» **INSTRUCTIONS FOR THE TASK**
Spot every line with the word "roomNo" and return it.
►
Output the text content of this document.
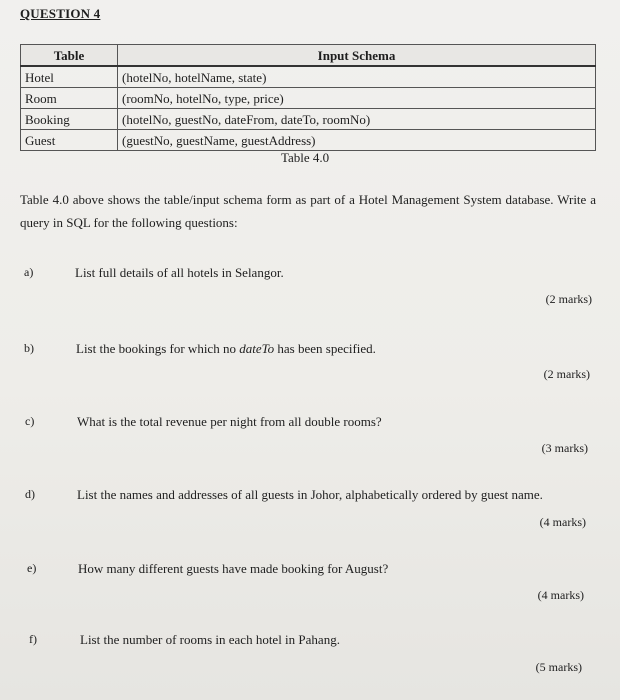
QUESTION 4
Table	Input Schema
Hotel	(hotelNo, hotelName, state)
Room	(roomNo, hotelNo, type, price)
Booking	(hotelNo, guestNo, dateFrom, dateTo, roomNo)
Guest	(guestNo, guestName, guestAddress)
Table 4.0
Table 4.0 above shows the table/input schema form as part of a Hotel Management System database. Write a query in SQL for the following questions:
a)	List full details of all hotels in Selangor.
(2 marks)
b)	List the bookings for which no dateTo has been specified.
(2 marks)
c)	What is the total revenue per night from all double rooms?
(3 marks)
d)	List the names and addresses of all guests in Johor, alphabetically ordered by guest name.
(4 marks)
e)	How many different guests have made booking for August?
(4 marks)
f)	List the number of rooms in each hotel in Pahang.
(5 marks)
◄
» **TASK RESULT**
Room	(roomNo, hotelNo, type, price)
Booking	(hotelNo, guestNo, dateFrom, dateTo, roomNo)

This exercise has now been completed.